§ Aim
Give every entry again, word for word.

§ Supplied material

::::

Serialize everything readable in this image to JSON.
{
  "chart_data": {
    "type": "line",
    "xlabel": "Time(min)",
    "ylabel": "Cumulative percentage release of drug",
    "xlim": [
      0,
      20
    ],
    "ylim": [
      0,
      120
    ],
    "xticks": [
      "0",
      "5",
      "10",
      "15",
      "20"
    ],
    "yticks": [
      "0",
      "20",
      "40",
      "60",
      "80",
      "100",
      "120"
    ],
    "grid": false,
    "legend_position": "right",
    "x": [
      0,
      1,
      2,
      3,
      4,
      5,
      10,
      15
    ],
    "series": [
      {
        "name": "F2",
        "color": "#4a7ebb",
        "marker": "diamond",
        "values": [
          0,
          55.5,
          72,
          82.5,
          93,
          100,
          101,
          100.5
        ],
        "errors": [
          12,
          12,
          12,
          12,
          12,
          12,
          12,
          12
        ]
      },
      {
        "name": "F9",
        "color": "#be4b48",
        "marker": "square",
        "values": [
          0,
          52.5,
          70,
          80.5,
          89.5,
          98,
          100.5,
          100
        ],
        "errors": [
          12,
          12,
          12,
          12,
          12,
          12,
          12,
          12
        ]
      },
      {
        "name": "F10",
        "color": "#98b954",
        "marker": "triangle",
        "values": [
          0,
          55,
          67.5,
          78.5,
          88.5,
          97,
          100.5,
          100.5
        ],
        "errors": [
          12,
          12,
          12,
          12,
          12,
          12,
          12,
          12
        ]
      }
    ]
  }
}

::::

§ Reply
Serialize everything readable in this image to JSON.
{
  "chart_data": {
    "type": "line",
    "xlabel": "Time(min)",
    "ylabel": "Cumulative percentage release of drug",
    "xlim": [
      0,
      20
    ],
    "ylim": [
      0,
      120
    ],
    "xticks": [
      "0",
      "5",
      "10",
      "15",
      "20"
    ],
    "yticks": [
      "0",
      "20",
      "40",
      "60",
      "80",
      "100",
      "120"
    ],
    "grid": false,
    "legend_position": "right",
    "x": [
      0,
      1,
      2,
      3,
      4,
      5,
      10,
      15
    ],
    "series": [
      {
        "name": "F2",
        "color": "#4a7ebb",
        "marker": "diamond",
        "values": [
          0,
          55.5,
          72,
          82.5,
          93,
          100,
          101,
          100.5
        ],
        "errors": [
          12,
          12,
          12,
          12,
          12,
          12,
          12,
          12
        ]
      },
      {
        "name": "F9",
        "color": "#be4b48",
        "marker": "square",
        "values": [
          0,
          52.5,
          70,
          80.5,
          89.5,
          98,
          100.5,
          100
        ],
        "errors": [
          12,
          12,
          12,
          12,
          12,
          12,
          12,
          12
        ]
      },
      {
        "name": "F10",
        "color": "#98b954",
        "marker": "triangle",
        "values": [
          0,
          55,
          67.5,
          78.5,
          88.5,
          97,
          100.5,
          100.5
        ],
        "errors": [
          12,
          12,
          12,
          12,
          12,
          12,
          12,
          12
        ]
      }
    ]
  }
}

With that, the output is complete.